-- begin RECORD SET --

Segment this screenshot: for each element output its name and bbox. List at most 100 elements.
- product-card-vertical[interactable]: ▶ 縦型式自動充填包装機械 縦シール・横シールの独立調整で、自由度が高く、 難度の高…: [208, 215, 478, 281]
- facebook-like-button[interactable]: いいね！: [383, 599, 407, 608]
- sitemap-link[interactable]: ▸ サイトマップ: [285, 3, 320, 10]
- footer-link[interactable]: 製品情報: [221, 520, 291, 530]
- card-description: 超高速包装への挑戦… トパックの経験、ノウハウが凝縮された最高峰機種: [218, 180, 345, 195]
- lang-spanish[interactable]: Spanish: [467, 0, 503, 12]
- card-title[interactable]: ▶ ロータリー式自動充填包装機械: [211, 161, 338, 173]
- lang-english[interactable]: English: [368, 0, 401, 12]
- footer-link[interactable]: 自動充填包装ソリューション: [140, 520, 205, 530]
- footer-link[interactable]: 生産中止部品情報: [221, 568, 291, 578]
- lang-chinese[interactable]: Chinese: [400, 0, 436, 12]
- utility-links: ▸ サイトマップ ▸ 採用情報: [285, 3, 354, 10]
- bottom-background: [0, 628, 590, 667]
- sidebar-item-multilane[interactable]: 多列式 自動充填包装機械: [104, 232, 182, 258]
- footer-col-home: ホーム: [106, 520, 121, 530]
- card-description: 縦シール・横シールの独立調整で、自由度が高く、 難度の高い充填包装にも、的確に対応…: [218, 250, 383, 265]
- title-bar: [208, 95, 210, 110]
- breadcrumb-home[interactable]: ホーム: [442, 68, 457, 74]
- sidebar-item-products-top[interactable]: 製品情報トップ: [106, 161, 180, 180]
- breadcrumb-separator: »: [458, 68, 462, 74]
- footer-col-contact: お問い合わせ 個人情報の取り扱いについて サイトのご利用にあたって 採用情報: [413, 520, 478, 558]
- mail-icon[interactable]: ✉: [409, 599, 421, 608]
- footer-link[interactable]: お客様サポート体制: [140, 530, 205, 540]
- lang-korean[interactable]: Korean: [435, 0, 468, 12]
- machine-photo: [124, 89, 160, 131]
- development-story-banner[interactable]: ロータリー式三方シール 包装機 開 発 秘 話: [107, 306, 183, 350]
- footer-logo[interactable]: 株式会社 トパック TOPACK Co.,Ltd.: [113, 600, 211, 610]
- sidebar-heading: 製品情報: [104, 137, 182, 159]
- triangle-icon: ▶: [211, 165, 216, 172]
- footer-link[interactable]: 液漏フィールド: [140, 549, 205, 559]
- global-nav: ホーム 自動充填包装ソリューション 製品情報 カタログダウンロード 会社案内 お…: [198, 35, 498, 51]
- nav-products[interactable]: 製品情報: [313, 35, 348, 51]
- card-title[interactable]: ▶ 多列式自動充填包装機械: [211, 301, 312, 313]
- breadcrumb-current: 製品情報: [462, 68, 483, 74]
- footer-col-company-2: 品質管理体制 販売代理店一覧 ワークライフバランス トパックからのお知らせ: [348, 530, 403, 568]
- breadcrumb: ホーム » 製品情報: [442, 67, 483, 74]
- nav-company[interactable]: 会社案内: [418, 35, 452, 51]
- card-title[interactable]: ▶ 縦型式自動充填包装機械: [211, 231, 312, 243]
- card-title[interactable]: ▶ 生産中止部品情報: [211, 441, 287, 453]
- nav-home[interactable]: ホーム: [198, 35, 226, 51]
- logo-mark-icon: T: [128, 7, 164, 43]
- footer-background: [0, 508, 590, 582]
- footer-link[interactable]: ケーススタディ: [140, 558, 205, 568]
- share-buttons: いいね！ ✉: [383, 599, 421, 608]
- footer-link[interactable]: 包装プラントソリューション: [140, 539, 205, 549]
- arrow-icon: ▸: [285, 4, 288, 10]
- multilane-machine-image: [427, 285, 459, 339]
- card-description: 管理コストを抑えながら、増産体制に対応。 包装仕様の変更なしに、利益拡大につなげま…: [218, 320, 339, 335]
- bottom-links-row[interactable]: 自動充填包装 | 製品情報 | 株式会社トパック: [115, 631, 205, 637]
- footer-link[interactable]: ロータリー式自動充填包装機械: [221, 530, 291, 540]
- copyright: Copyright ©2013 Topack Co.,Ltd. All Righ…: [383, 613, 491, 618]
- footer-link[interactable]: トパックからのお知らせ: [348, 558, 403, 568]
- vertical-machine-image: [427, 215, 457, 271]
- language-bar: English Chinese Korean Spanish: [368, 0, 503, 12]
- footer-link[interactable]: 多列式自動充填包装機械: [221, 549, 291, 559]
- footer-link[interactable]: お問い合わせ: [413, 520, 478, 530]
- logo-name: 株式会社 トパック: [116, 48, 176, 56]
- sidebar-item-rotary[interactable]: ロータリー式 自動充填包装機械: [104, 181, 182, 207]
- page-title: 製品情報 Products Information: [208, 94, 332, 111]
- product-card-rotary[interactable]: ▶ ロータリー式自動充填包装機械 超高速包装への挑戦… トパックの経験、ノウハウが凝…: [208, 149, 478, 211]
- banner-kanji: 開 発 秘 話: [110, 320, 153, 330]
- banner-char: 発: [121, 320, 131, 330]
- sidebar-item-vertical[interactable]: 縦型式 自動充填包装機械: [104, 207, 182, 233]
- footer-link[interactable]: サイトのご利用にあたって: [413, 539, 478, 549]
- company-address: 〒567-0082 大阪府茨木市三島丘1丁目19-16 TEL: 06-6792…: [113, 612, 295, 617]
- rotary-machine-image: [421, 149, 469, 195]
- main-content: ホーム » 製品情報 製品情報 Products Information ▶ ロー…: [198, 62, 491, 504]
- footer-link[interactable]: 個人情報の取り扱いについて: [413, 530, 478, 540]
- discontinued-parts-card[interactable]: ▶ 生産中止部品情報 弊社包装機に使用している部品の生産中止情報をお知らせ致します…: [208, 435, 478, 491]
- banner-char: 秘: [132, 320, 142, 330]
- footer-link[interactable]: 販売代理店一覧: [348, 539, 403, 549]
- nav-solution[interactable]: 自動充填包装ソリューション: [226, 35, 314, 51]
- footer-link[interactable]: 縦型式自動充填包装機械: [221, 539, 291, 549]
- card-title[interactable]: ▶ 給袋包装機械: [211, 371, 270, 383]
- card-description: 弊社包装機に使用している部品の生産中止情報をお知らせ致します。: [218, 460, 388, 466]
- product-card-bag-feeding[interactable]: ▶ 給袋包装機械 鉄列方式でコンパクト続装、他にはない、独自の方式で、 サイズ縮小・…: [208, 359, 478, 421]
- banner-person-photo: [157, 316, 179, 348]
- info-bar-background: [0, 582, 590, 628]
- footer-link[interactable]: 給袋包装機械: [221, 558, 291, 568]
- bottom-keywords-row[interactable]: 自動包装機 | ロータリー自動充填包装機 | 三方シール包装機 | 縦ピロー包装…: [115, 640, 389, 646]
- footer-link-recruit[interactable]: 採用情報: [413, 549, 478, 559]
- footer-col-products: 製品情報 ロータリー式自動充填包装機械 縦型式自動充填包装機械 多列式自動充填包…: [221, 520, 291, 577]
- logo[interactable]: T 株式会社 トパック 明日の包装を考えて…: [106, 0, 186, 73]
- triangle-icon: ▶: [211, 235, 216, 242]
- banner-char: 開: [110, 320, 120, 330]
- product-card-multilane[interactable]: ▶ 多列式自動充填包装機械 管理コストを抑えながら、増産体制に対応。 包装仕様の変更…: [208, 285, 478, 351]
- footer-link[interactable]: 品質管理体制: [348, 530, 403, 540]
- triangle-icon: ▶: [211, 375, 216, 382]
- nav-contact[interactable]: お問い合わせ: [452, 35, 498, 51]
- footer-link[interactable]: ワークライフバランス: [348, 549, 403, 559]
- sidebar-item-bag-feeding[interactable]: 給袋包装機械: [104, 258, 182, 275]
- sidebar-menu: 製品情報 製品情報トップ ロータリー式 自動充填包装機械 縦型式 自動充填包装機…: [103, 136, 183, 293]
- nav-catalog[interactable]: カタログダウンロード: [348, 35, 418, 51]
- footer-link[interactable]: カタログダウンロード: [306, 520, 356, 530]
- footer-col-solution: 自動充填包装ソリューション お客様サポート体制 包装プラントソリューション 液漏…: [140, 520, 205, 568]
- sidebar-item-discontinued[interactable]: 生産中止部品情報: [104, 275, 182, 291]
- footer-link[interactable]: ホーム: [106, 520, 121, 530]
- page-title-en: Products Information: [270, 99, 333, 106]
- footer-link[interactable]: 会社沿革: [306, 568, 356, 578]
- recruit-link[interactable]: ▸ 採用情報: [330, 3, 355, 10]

-- end RECORD SET --

• _SET EXERCISE_
Could you give the lines from the start of the records through the line containing "- product-card-vertical[interactable]: ▶" as a JSON list of strings, one string per line, with any blank lines left out?

• _ANSWER TO THE TASK_
[
  "Segment this screenshot: for each element output its name and bbox. List at most 100 elements.",
  "- product-card-vertical[interactable]: ▶ 縦型式自動充填包装機械 縦シール・横シールの独立調整で、自由度が高く、 難度の高…: [208, 215, 478, 281]"
]